BEGIN GIVEN DATA
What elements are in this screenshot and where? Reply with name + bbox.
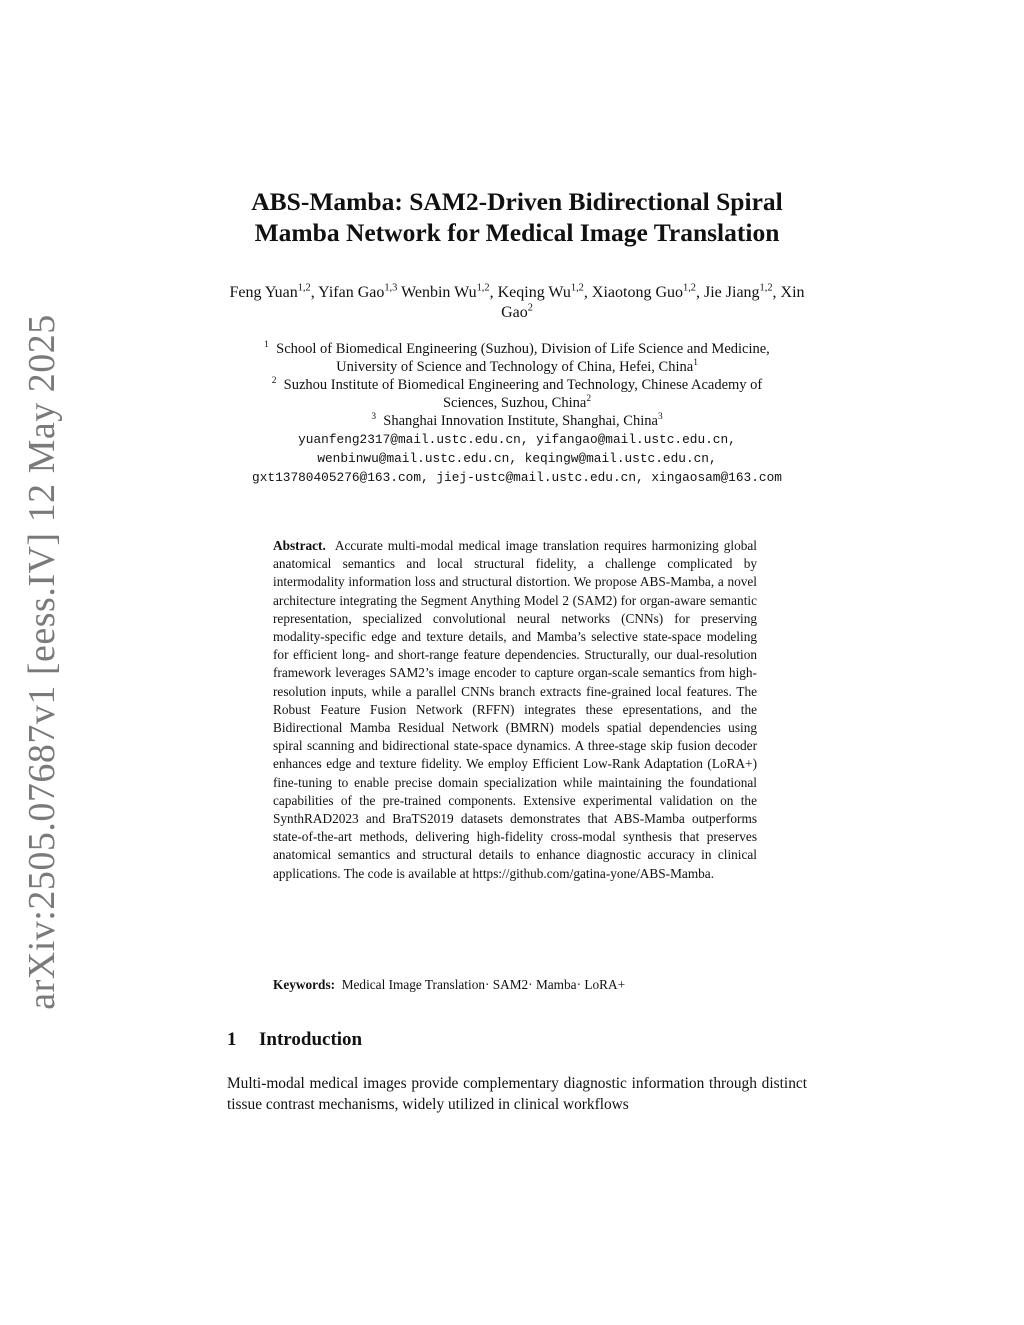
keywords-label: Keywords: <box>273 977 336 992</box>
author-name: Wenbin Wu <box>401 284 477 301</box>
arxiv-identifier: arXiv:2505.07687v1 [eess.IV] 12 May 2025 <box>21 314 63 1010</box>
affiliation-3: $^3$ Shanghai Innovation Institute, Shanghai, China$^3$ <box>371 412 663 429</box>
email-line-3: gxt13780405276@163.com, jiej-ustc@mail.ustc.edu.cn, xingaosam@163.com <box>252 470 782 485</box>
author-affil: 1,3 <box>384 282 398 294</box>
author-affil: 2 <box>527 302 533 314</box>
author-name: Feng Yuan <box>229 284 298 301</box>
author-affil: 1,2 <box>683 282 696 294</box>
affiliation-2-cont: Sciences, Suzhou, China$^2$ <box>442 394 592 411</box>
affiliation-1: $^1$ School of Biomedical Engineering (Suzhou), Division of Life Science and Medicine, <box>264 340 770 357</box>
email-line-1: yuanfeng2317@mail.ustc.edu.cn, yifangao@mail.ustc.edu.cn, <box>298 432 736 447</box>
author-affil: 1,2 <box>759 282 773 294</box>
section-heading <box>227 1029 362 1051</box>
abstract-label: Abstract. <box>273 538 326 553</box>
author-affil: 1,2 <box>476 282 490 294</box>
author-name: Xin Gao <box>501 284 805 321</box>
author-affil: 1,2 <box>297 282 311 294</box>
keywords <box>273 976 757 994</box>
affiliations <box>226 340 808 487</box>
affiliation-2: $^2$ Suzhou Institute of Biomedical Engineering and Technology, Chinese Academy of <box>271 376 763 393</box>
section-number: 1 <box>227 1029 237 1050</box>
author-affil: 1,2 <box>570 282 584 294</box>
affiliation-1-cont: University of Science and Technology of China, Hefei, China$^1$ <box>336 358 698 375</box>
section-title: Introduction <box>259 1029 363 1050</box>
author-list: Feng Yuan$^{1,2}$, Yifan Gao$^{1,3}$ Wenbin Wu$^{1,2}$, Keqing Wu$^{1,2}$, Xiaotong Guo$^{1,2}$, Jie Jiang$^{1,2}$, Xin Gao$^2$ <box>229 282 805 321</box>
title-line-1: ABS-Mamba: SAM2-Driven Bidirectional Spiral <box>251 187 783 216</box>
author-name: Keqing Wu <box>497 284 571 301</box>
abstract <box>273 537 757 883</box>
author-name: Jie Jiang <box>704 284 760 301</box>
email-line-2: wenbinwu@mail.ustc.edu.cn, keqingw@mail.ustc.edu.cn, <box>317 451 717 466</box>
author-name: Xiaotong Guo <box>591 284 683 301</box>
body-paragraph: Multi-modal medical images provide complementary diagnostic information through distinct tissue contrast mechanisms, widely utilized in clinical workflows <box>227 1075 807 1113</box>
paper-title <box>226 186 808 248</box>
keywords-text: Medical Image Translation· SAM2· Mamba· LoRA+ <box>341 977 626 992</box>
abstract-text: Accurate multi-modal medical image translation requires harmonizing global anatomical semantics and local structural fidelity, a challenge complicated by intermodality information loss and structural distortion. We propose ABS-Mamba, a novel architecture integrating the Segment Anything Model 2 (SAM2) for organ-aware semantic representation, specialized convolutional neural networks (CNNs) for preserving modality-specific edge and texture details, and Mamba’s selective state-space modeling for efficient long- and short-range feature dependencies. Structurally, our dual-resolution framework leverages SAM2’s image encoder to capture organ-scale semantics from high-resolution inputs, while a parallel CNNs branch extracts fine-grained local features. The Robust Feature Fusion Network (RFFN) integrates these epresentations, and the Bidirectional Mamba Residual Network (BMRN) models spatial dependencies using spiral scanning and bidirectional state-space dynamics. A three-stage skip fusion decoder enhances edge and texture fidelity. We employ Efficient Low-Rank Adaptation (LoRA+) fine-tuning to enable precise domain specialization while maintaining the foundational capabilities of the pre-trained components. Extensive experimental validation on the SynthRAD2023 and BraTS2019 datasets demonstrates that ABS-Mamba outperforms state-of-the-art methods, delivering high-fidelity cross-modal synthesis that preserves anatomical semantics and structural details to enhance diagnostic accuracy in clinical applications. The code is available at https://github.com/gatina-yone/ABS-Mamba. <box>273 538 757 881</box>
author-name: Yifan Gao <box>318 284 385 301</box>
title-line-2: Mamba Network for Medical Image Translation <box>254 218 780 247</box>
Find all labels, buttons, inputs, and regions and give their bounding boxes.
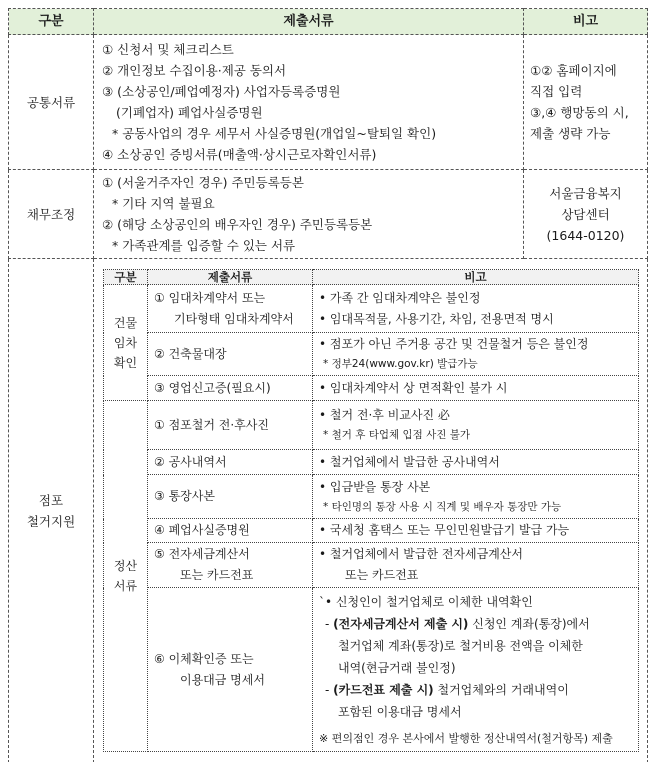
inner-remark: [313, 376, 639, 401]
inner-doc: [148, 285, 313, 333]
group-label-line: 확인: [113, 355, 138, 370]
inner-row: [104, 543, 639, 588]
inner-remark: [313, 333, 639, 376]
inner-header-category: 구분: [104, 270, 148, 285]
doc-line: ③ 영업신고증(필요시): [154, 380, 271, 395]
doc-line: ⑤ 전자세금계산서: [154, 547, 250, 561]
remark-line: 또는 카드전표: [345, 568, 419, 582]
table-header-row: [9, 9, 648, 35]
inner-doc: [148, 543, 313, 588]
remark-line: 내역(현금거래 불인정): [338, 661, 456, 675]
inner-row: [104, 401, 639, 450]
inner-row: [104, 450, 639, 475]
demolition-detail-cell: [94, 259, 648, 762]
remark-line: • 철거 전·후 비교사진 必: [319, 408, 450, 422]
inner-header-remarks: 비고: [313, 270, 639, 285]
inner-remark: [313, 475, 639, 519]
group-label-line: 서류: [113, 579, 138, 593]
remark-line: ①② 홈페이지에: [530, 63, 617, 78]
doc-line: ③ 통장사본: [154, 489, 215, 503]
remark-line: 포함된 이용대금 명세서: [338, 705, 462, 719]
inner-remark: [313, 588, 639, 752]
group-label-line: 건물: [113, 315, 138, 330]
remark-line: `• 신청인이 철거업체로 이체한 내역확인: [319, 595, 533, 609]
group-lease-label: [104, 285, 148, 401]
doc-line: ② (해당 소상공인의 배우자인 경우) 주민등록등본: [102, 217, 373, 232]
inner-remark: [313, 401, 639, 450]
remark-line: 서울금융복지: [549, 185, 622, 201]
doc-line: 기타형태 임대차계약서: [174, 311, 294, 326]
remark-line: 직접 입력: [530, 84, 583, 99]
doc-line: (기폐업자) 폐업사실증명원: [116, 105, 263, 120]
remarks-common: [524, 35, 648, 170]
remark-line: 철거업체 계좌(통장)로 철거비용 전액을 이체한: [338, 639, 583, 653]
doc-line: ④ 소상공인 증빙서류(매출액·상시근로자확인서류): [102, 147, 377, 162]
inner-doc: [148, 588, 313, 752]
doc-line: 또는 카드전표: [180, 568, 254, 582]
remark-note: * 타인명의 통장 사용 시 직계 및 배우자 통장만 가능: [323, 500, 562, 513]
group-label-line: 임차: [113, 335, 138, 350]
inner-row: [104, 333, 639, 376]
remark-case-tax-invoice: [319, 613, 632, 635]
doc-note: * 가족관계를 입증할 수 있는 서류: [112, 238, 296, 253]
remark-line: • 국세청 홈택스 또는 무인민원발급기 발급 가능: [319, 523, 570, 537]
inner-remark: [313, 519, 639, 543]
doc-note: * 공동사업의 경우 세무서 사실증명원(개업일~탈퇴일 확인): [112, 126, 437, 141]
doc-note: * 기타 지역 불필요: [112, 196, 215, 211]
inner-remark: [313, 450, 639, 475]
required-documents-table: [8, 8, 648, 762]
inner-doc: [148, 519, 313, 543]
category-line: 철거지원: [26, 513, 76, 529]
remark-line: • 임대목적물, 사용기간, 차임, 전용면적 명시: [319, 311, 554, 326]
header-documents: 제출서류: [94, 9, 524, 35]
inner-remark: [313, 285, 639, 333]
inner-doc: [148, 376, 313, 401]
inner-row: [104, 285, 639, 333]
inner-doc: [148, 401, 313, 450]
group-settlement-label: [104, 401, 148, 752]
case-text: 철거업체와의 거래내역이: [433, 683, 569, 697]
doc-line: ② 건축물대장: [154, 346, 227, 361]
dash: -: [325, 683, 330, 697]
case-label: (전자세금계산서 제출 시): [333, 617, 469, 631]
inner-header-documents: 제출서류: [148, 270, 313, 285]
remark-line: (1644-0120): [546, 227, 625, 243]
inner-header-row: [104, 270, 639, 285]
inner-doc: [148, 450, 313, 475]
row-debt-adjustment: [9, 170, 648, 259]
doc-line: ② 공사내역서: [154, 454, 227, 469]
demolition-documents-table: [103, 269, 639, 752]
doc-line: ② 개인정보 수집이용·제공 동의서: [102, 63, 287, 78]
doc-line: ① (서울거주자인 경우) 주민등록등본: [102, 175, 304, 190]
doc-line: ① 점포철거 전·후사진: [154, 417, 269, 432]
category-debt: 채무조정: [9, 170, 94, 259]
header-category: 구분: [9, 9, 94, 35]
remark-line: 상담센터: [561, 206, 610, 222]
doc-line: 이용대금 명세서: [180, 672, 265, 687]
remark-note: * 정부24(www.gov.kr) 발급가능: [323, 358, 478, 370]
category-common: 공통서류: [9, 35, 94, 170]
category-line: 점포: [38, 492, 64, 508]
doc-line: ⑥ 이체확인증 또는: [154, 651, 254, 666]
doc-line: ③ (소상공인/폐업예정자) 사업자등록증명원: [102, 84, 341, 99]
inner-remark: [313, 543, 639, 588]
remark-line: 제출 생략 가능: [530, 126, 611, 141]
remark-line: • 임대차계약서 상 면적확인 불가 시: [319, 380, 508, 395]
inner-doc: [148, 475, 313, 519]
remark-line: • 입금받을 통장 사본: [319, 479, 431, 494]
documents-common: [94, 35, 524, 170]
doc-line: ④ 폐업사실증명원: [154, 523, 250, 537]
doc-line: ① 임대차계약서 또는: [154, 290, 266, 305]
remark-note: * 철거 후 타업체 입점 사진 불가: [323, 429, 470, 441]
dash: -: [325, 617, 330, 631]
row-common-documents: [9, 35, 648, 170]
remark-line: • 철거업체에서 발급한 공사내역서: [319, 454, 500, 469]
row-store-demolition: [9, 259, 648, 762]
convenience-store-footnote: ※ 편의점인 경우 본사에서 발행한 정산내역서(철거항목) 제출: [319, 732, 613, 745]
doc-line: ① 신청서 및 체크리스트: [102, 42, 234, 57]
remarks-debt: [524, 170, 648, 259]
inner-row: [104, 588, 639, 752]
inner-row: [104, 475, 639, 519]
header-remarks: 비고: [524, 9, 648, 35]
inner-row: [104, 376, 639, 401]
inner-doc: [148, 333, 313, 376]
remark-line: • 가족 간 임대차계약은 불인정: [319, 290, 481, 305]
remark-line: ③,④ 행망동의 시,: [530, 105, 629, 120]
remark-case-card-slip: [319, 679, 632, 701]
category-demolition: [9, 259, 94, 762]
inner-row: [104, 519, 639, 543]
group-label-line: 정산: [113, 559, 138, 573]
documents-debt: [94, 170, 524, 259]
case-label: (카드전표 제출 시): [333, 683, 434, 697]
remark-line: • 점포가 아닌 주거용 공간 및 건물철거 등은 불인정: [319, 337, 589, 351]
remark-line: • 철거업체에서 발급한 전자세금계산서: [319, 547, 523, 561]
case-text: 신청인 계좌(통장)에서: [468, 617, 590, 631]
END GIVEN DATA
Reproduce the lines of the data above verbatim, starting at the line that contains "inner-remark: [313, 376, 639, 401]" and ending at the line that contains "remark-line: 또는 카드전표: [345, 568, 419, 582]", both included.

inner-remark: [313, 376, 639, 401]
inner-doc: [148, 285, 313, 333]
group-label-line: 확인: [113, 355, 138, 370]
inner-row: [104, 543, 639, 588]
inner-remark: [313, 333, 639, 376]
inner-header-category: 구분: [104, 270, 148, 285]
doc-line: ③ 영업신고증(필요시): [154, 380, 271, 395]
doc-line: ⑤ 전자세금계산서: [154, 547, 250, 561]
remark-line: 또는 카드전표: [345, 568, 419, 582]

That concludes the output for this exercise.